Data records
--*--

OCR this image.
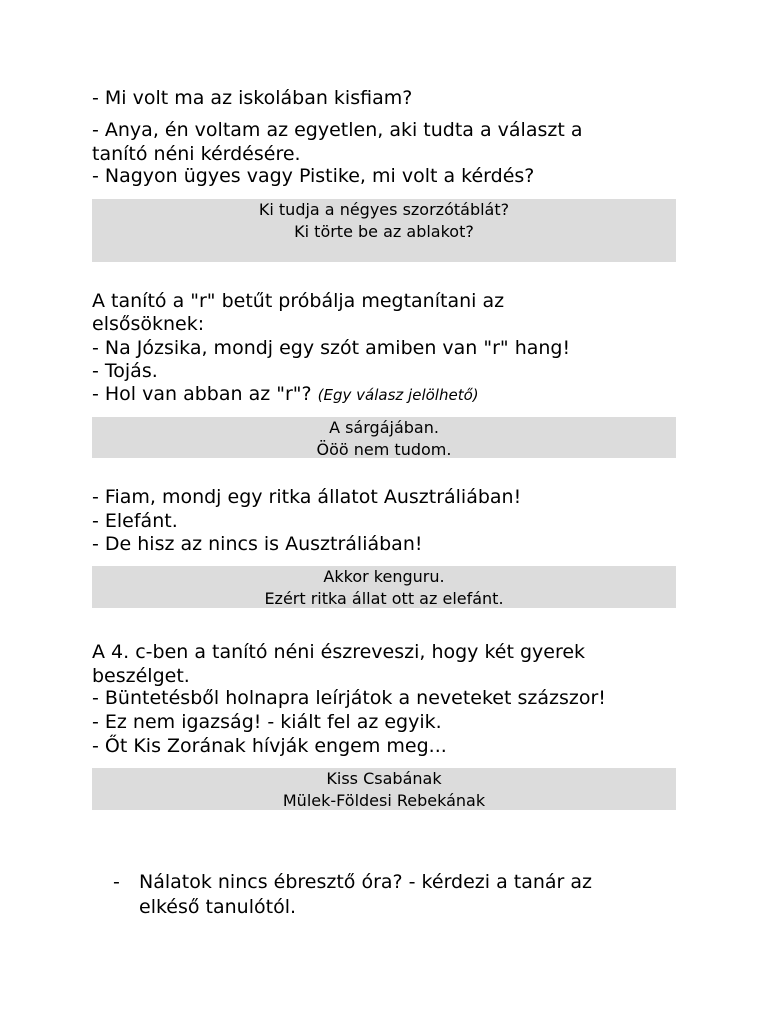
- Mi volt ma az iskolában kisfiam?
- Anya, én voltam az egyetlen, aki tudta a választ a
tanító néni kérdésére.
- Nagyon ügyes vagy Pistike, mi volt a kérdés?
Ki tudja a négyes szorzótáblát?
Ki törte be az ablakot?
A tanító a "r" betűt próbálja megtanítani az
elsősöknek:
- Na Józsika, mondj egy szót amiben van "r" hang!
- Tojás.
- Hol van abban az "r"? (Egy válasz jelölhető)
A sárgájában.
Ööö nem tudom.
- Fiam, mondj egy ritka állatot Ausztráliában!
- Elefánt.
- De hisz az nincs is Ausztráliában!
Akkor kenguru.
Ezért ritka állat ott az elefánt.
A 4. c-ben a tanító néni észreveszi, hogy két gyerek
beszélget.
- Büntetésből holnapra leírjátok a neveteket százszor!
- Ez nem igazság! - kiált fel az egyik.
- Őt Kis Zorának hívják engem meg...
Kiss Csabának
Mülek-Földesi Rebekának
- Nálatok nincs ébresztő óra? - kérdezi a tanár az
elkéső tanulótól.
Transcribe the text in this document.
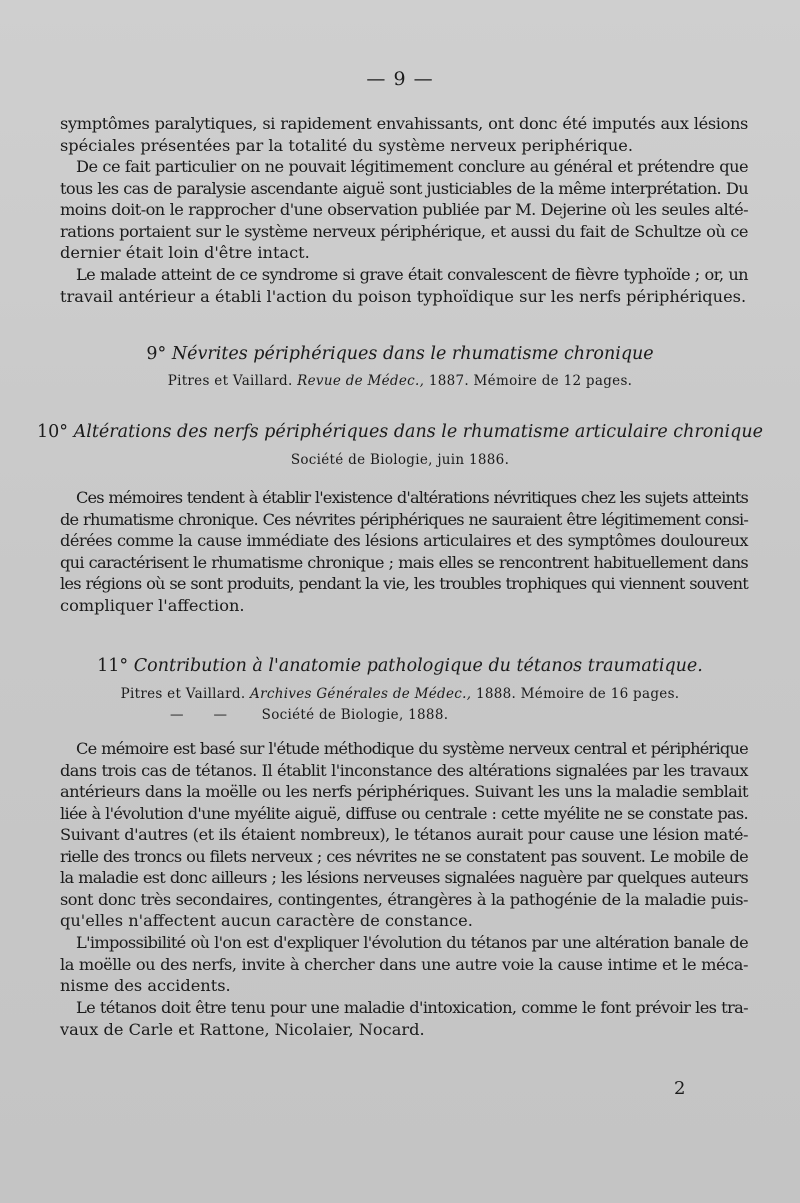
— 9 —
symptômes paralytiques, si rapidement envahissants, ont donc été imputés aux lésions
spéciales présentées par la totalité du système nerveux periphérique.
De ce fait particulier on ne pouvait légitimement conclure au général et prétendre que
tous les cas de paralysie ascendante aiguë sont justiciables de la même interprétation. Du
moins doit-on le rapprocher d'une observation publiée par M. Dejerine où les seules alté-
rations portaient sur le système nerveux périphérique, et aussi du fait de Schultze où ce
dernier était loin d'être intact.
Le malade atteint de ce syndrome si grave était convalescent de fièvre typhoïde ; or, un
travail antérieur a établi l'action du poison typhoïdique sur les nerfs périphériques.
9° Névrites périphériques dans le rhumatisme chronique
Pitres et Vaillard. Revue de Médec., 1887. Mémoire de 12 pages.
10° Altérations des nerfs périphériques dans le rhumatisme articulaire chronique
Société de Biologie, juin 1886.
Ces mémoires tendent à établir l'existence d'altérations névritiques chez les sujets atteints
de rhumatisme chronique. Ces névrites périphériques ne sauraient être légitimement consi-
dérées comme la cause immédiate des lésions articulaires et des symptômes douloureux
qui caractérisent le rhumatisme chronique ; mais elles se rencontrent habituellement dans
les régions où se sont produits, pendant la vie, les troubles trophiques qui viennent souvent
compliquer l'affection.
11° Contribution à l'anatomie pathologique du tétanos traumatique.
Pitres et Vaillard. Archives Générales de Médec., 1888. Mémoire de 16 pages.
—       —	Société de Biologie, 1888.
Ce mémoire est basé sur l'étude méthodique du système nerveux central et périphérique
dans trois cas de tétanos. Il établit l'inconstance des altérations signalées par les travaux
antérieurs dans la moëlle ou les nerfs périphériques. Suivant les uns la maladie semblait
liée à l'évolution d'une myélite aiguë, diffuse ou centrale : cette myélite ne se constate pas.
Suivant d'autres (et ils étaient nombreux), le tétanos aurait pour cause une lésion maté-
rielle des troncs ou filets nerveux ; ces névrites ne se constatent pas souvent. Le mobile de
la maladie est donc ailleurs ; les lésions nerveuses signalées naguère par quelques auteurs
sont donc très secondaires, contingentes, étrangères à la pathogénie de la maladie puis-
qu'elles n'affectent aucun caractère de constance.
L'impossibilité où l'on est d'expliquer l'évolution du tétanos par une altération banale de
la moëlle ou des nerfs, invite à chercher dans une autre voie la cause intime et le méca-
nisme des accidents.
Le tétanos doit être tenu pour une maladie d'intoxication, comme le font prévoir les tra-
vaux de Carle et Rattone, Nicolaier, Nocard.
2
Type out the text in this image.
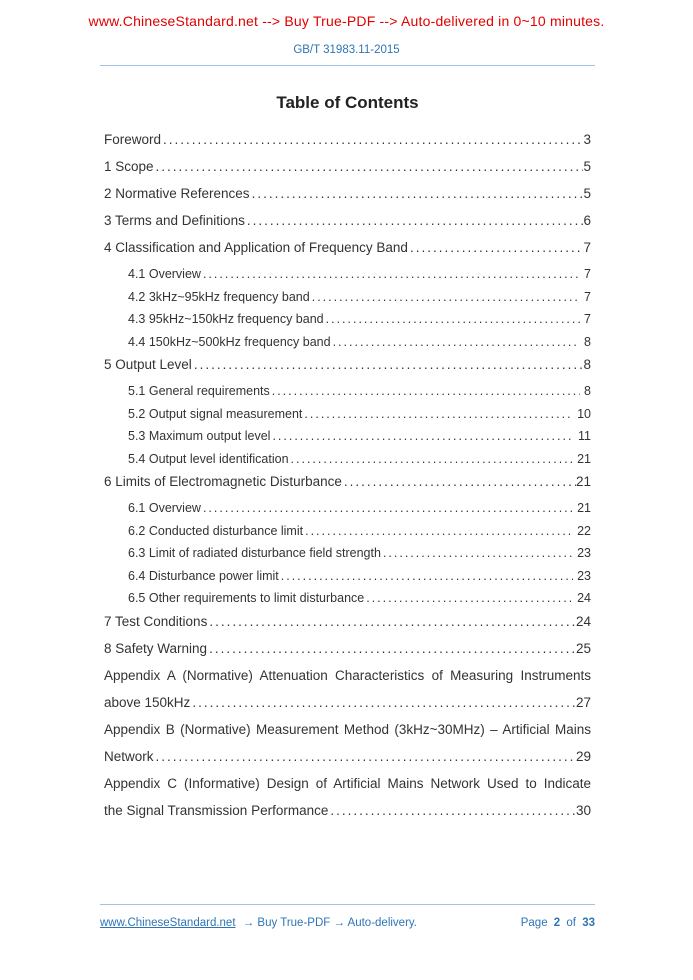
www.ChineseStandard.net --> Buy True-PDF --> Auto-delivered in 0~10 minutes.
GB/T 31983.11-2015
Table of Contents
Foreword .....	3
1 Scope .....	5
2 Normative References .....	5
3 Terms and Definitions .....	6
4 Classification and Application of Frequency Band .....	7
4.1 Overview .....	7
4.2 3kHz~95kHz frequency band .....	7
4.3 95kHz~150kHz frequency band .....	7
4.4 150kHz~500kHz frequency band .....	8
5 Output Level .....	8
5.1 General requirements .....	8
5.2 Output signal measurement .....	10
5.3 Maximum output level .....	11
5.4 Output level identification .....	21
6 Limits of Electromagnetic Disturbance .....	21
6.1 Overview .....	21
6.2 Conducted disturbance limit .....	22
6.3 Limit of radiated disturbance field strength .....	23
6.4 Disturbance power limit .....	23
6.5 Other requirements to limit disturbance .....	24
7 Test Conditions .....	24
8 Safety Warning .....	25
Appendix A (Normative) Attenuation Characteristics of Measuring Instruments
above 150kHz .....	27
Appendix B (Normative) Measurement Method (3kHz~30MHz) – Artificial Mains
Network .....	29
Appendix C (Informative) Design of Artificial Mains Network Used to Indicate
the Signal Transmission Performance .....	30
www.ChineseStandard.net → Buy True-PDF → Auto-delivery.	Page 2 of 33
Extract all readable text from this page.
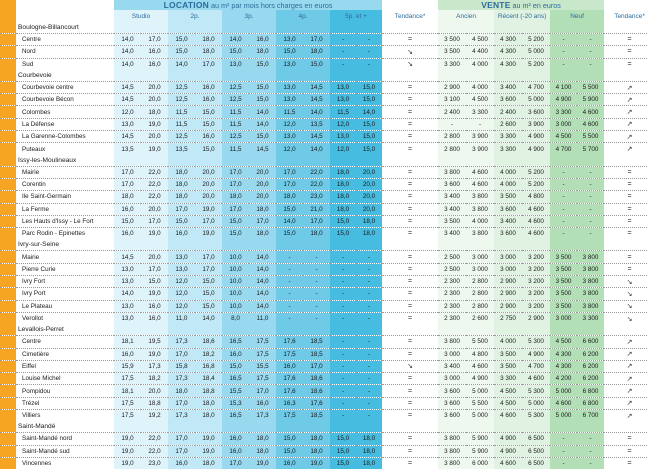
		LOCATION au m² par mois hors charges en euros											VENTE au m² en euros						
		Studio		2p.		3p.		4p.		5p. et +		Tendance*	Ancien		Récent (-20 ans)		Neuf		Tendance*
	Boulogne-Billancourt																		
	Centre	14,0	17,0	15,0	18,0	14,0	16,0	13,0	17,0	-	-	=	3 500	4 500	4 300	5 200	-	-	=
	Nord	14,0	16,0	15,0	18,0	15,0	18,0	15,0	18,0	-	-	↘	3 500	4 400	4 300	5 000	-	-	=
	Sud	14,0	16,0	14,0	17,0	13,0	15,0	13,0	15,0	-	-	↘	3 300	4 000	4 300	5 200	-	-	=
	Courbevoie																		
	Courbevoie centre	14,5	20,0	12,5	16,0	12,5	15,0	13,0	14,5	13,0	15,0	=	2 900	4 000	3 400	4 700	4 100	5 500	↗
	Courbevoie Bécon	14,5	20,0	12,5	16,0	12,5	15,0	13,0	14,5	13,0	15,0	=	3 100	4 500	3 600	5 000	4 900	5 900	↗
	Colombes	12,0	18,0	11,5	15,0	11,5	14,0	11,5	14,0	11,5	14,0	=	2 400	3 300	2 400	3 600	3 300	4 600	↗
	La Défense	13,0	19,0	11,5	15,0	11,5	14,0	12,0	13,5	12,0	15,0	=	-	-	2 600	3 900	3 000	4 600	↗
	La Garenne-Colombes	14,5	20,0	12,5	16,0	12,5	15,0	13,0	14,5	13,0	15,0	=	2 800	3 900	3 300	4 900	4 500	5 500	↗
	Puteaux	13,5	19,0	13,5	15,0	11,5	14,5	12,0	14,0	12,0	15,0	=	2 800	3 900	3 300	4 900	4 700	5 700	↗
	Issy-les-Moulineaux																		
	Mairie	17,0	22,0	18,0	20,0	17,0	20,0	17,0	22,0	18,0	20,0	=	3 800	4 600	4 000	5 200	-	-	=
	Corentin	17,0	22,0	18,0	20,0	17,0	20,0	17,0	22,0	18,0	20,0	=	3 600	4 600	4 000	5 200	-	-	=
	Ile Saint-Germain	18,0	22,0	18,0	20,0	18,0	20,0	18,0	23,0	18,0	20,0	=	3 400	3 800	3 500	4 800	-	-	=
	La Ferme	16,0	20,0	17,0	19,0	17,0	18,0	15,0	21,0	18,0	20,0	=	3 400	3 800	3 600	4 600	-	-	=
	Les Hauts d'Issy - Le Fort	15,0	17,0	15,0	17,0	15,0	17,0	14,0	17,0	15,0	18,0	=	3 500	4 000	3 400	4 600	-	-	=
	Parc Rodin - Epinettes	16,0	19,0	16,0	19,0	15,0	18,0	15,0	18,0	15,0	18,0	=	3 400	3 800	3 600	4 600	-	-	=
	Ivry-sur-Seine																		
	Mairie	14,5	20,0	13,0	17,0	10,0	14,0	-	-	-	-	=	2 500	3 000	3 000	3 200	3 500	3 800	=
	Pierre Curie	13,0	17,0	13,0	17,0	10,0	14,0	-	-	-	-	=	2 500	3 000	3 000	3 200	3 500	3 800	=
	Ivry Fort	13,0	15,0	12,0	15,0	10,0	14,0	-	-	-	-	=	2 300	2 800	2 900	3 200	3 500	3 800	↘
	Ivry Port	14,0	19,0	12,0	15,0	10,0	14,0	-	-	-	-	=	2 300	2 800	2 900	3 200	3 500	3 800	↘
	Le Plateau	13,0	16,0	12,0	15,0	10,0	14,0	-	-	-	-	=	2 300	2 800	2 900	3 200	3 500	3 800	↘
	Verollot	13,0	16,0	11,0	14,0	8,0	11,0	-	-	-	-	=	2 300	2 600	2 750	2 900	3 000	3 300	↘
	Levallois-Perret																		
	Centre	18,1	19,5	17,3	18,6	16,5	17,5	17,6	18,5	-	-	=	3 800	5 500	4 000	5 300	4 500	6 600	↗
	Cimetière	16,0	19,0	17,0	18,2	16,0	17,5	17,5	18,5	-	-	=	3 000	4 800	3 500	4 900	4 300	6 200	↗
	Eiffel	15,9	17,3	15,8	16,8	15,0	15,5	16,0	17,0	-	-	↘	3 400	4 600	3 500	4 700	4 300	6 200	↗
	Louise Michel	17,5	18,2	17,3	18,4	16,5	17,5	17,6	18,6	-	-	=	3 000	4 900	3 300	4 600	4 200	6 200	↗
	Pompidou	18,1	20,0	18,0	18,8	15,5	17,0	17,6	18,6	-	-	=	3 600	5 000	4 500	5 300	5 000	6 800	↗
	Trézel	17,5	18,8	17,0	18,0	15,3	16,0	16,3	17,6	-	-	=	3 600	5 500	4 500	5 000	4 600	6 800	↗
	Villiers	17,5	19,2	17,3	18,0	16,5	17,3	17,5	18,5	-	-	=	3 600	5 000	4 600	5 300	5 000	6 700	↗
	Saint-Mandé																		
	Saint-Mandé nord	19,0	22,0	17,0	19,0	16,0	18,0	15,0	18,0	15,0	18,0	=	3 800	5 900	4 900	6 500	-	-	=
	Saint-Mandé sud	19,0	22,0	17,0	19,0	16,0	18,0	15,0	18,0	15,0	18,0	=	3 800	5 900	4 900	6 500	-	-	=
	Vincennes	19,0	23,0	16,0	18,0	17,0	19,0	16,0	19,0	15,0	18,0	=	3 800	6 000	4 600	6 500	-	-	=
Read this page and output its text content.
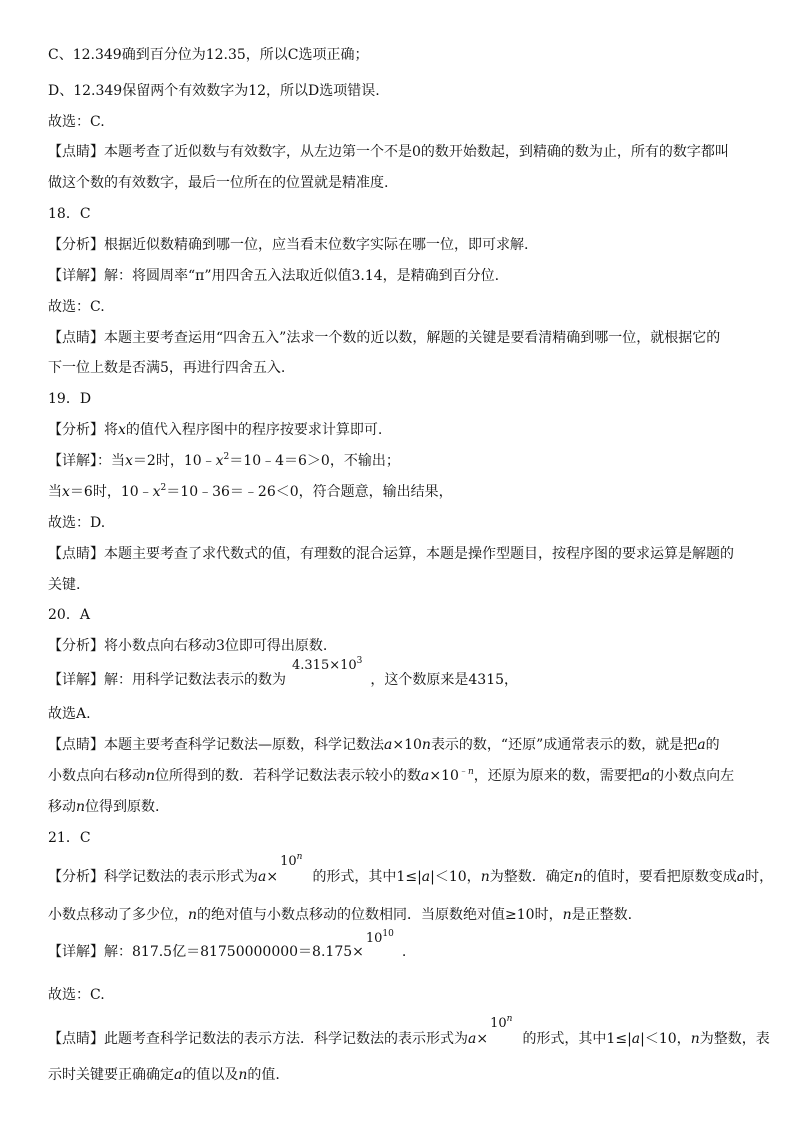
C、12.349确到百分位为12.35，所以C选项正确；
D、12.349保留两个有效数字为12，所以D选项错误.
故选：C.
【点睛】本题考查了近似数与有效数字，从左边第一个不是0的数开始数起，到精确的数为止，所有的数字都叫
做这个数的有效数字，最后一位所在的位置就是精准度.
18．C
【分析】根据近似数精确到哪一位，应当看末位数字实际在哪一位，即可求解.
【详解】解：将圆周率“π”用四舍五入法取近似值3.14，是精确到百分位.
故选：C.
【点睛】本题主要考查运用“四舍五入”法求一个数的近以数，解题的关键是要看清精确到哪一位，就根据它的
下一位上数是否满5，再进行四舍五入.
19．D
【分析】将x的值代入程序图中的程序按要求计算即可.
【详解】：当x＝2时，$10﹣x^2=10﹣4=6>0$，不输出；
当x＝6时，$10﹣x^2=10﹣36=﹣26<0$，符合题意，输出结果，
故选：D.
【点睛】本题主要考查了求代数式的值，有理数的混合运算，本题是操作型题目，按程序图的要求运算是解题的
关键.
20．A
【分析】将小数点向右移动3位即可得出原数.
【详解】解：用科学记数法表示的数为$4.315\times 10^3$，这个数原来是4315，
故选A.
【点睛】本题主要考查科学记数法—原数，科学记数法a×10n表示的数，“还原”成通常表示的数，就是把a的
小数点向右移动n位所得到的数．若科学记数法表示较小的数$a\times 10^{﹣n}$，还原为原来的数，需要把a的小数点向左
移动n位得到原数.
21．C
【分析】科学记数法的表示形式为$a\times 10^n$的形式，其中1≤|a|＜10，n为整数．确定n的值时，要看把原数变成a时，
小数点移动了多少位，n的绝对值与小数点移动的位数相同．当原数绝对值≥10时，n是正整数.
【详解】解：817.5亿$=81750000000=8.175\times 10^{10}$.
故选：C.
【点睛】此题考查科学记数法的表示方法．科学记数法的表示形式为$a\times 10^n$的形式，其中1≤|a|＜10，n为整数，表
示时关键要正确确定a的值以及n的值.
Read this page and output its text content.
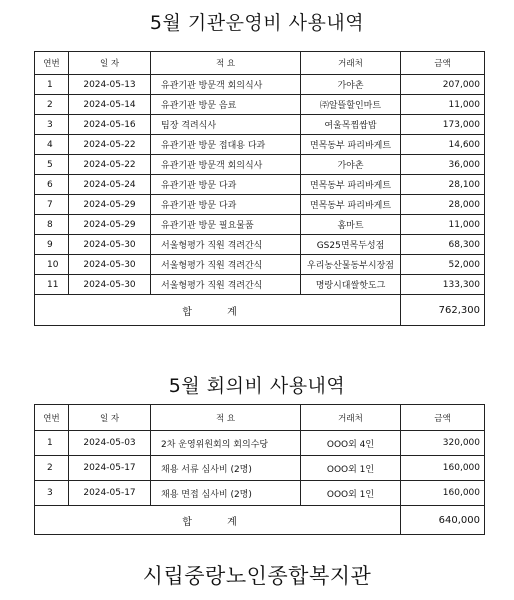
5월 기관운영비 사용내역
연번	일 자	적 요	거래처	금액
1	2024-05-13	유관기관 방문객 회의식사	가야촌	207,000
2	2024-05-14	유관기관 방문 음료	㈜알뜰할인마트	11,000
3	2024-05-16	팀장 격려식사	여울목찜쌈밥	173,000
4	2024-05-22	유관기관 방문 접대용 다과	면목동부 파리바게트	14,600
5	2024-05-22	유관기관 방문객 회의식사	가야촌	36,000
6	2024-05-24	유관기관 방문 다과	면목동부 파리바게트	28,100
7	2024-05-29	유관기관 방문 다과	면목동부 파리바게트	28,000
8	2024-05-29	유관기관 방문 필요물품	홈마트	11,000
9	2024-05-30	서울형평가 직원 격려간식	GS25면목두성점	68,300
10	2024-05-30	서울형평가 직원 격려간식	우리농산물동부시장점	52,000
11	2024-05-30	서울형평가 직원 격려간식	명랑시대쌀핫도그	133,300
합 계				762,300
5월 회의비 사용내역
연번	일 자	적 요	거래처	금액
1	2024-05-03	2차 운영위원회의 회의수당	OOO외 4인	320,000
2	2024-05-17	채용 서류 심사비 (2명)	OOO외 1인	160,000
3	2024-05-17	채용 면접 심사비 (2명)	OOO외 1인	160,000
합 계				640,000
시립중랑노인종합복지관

--*--

▸ **Work to be completed**
Across the records, how many lines contain "Saint"? Only the number should be given.

▸ **Answer for this exercise**
4